Short problem
Retype all of the data exactly as given.

Dataset rows about figures:
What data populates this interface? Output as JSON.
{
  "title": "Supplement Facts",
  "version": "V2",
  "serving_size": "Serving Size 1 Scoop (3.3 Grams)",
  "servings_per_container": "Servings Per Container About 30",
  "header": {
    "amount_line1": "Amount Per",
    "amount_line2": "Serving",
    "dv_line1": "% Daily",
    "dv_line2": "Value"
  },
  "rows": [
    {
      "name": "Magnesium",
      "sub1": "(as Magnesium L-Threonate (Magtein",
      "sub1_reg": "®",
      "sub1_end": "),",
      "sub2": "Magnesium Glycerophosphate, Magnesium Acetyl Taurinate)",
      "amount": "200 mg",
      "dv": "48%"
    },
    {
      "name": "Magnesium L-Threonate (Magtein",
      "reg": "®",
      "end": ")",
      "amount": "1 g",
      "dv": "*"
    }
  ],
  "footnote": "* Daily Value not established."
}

Task result
What data populates this interface? Output as JSON.
{
  "title": "Supplement Facts",
  "version": "V2",
  "serving_size": "Serving Size 1 Scoop (3.3 Grams)",
  "servings_per_container": "Servings Per Container About 30",
  "header": {
    "amount_line1": "Amount Per",
    "amount_line2": "Serving",
    "dv_line1": "% Daily",
    "dv_line2": "Value"
  },
  "rows": [
    {
      "name": "Magnesium",
      "sub1": "(as Magnesium L-Threonate (Magtein",
      "sub1_reg": "®",
      "sub1_end": "),",
      "sub2": "Magnesium Glycerophosphate, Magnesium Acetyl Taurinate)",
      "amount": "200 mg",
      "dv": "48%"
    },
    {
      "name": "Magnesium L-Threonate (Magtein",
      "reg": "®",
      "end": ")",
      "amount": "1 g",
      "dv": "*"
    }
  ],
  "footnote": "* Daily Value not established."
}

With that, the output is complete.